* [TASK OBJECTIVE]: Return the entries verbatim and drop every picture.

──────── EXERCISE DATA ────────

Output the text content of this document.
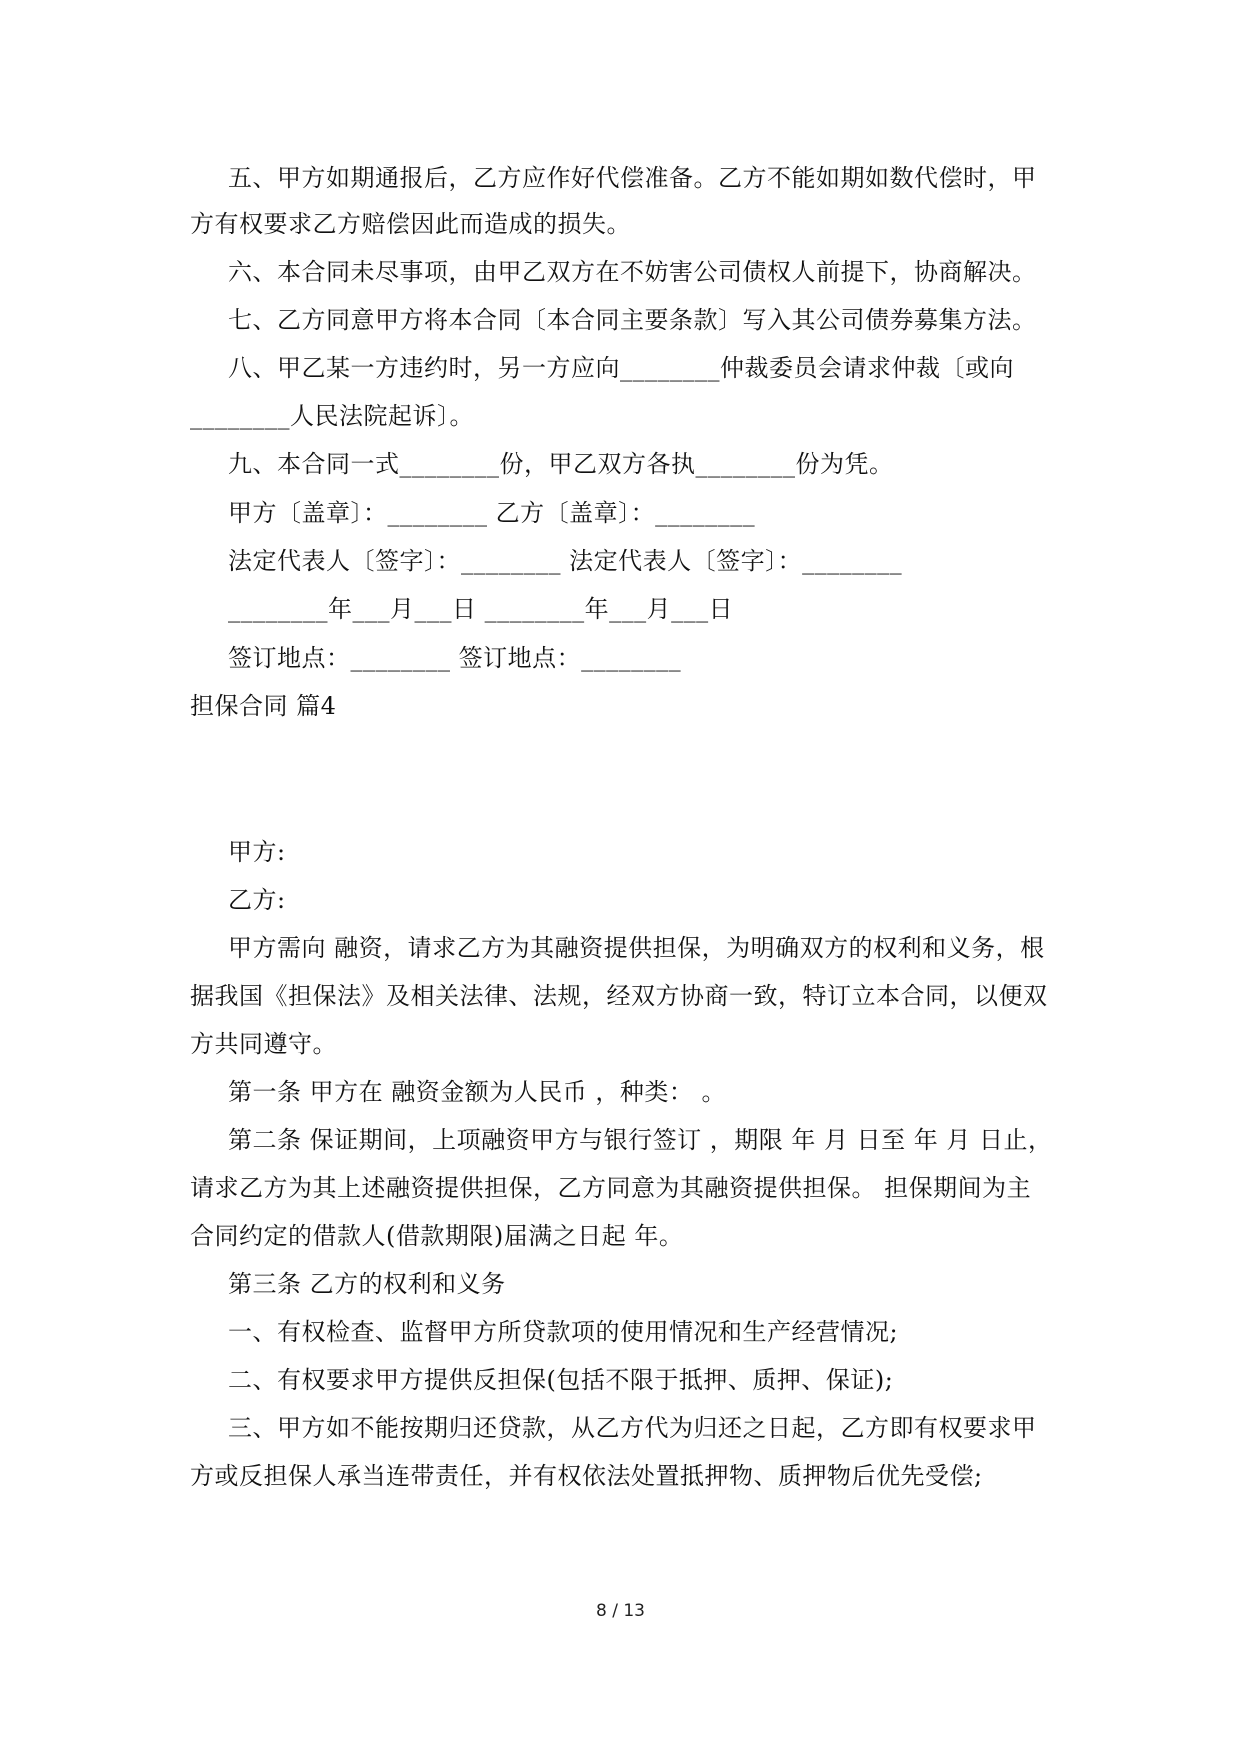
五、甲方如期通报后，乙方应作好代偿准备。乙方不能如期如数代偿时，甲
方有权要求乙方赔偿因此而造成的损失。
六、本合同未尽事项，由甲乙双方在不妨害公司债权人前提下，协商解决。
七、乙方同意甲方将本合同〔本合同主要条款〕写入其公司债券募集方法。
八、甲乙某一方违约时，另一方应向________仲裁委员会请求仲裁〔或向
________人民法院起诉〕。
九、本合同一式________份，甲乙双方各执________份为凭。
甲方〔盖章〕：________ 乙方〔盖章〕：________
法定代表人〔签字〕：________ 法定代表人〔签字〕：________
________年___月___日 ________年___月___日
签订地点：________ 签订地点：________
担保合同 篇4
甲方:
乙方:
甲方需向 融资，请求乙方为其融资提供担保，为明确双方的权利和义务，根
据我国《担保法》及相关法律、法规，经双方协商一致，特订立本合同，以便双
方共同遵守。
第一条 甲方在 融资金额为人民币 ，种类： 。
第二条 保证期间，上项融资甲方与银行签订 ，期限 年 月 日至 年 月 日止，
请求乙方为其上述融资提供担保，乙方同意为其融资提供担保。 担保期间为主
合同约定的借款人(借款期限)届满之日起 年。
第三条 乙方的权利和义务
一、有权检查、监督甲方所贷款项的使用情况和生产经营情况;
二、有权要求甲方提供反担保(包括不限于抵押、质押、保证);
三、甲方如不能按期归还贷款，从乙方代为归还之日起，乙方即有权要求甲
方或反担保人承当连带责任，并有权依法处置抵押物、质押物后优先受偿;
8 / 13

────────

* [SOLUTION TO THE PROBLEM]:
Output the text content of this document.
五、甲方如期通报后，乙方应作好代偿准备。乙方不能如期如数代偿时，甲
方有权要求乙方赔偿因此而造成的损失。
六、本合同未尽事项，由甲乙双方在不妨害公司债权人前提下，协商解决。
七、乙方同意甲方将本合同〔本合同主要条款〕写入其公司债券募集方法。
八、甲乙某一方违约时，另一方应向________仲裁委员会请求仲裁〔或向
________人民法院起诉〕。
九、本合同一式________份，甲乙双方各执________份为凭。
甲方〔盖章〕：________ 乙方〔盖章〕：________
法定代表人〔签字〕：________ 法定代表人〔签字〕：________
________年___月___日 ________年___月___日
签订地点：________ 签订地点：________
担保合同 篇4
甲方:
乙方:
甲方需向 融资，请求乙方为其融资提供担保，为明确双方的权利和义务，根
据我国《担保法》及相关法律、法规，经双方协商一致，特订立本合同，以便双
方共同遵守。
第一条 甲方在 融资金额为人民币 ，种类： 。
第二条 保证期间，上项融资甲方与银行签订 ，期限 年 月 日至 年 月 日止，
请求乙方为其上述融资提供担保，乙方同意为其融资提供担保。 担保期间为主
合同约定的借款人(借款期限)届满之日起 年。
第三条 乙方的权利和义务
一、有权检查、监督甲方所贷款项的使用情况和生产经营情况;
二、有权要求甲方提供反担保(包括不限于抵押、质押、保证);
三、甲方如不能按期归还贷款，从乙方代为归还之日起，乙方即有权要求甲
方或反担保人承当连带责任，并有权依法处置抵押物、质押物后优先受偿;
8 / 13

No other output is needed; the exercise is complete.